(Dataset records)
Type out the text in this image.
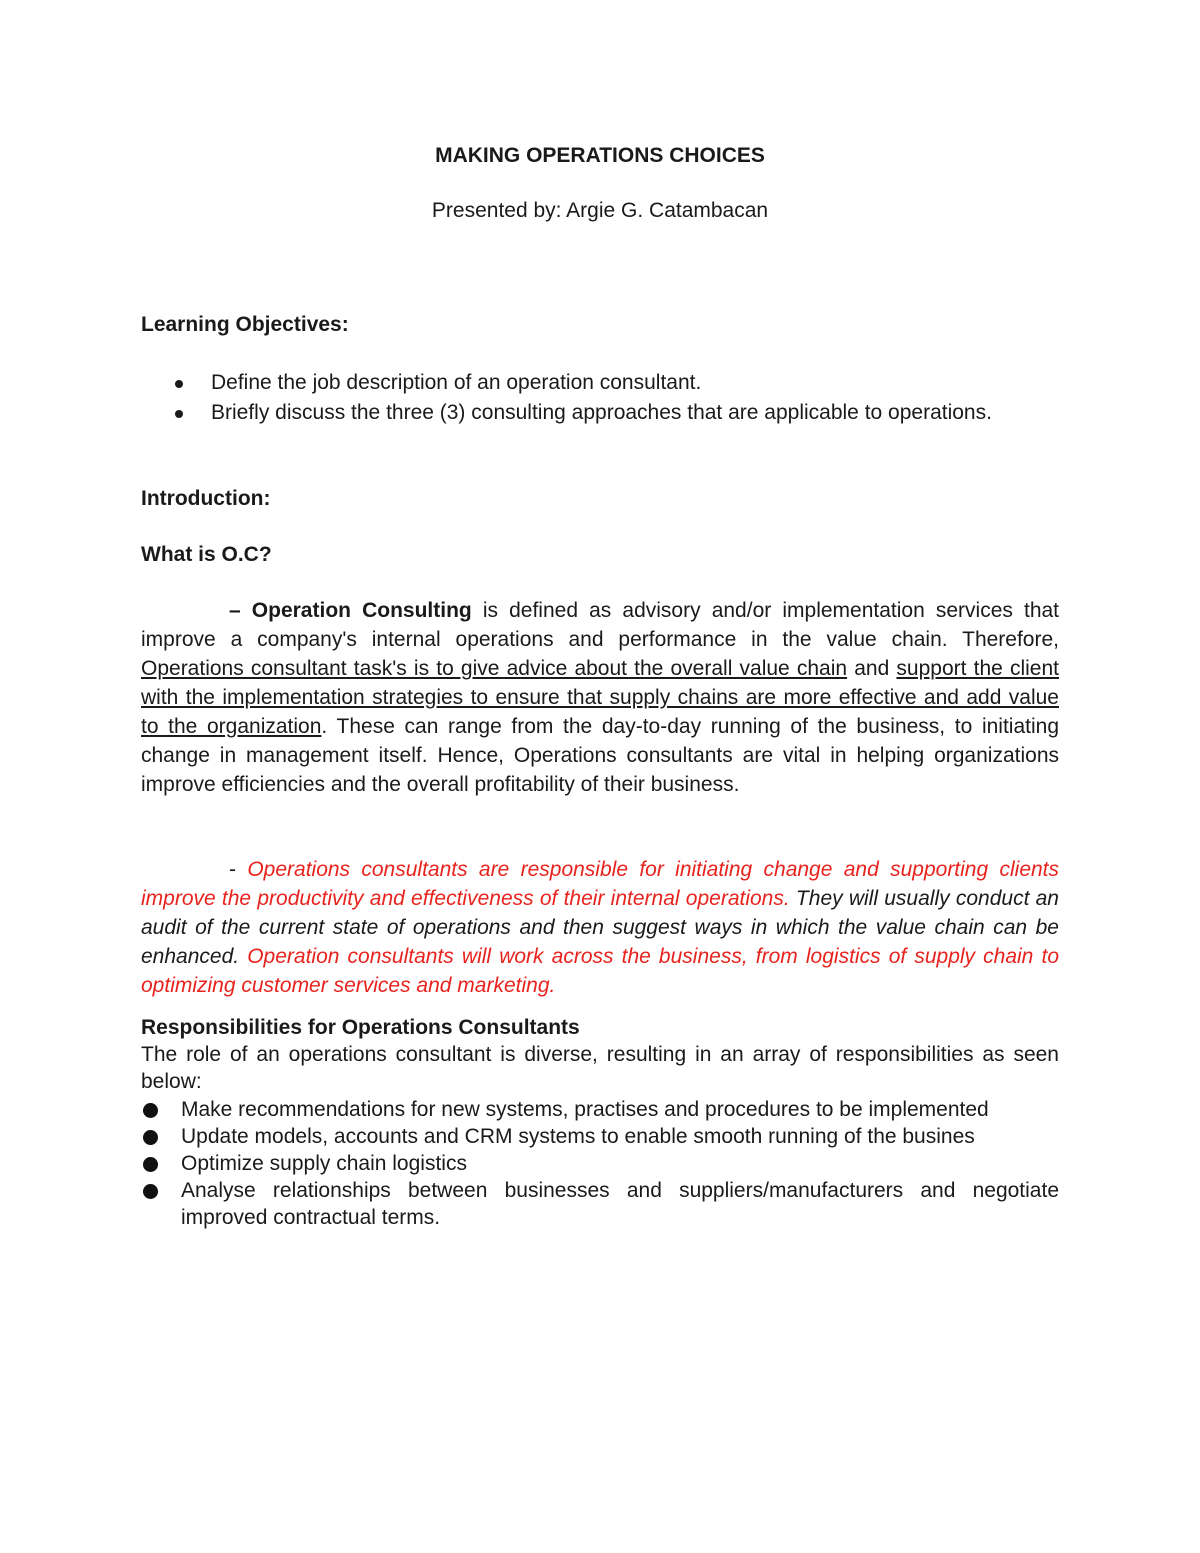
MAKING OPERATIONS CHOICES
Presented by: Argie G. Catambacan
Learning Objectives:
Define the job description of an operation consultant.
Briefly discuss the three (3) consulting approaches that are applicable to operations.
Introduction:
What is O.C?

– Operation Consulting is defined as advisory and/or implementation services that improve a company's internal operations and performance in the value chain. Therefore, Operations consultant task's is to give advice about the overall value chain and support the client with the implementation strategies to ensure that supply chains are more effective and add value to the organization. These can range from the day-to-day running of the business, to initiating change in management itself. Hence, Operations consultants are vital in helping organizations improve efficiencies and the overall profitability of their business.

- Operations consultants are responsible for initiating change and supporting clients improve the productivity and effectiveness of their internal operations. They will usually conduct an audit of the current state of operations and then suggest ways in which the value chain can be enhanced. Operation consultants will work across the business, from logistics of supply chain to optimizing customer services and marketing.

Responsibilities for Operations Consultants

The role of an operations consultant is diverse, resulting in an array of responsibilities as seen below:

Make recommendations for new systems, practises and procedures to be implemented
Update models, accounts and CRM systems to enable smooth running of the busines
Optimize supply chain logistics
Analyse relationships between businesses and suppliers/manufacturers and negotiate improved contractual terms.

▸ WHAT THE TASK REQUIRES
From the listing above, copy every line that holds the string "chain".

▸ RESULT OF THIS TASK
– Operation Consulting is defined as advisory and/or implementation services that improve a company's internal operations and performance in the value chain. Therefore, Operations consultant task's is to give advice about the overall value chain and support the client with the implementation strategies to ensure that supply chains are more effective and add value to the organization. These can range from the day-to-day running of the business, to initiating change in management itself. Hence, Operations consultants are vital in helping organizations improve efficiencies and the overall profitability of their business.
- Operations consultants are responsible for initiating change and supporting clients improve the productivity and effectiveness of their internal operations. They will usually conduct an audit of the current state of operations and then suggest ways in which the value chain can be enhanced. Operation consultants will work across the business, from logistics of supply chain to optimizing customer services and marketing.
Optimize supply chain logistics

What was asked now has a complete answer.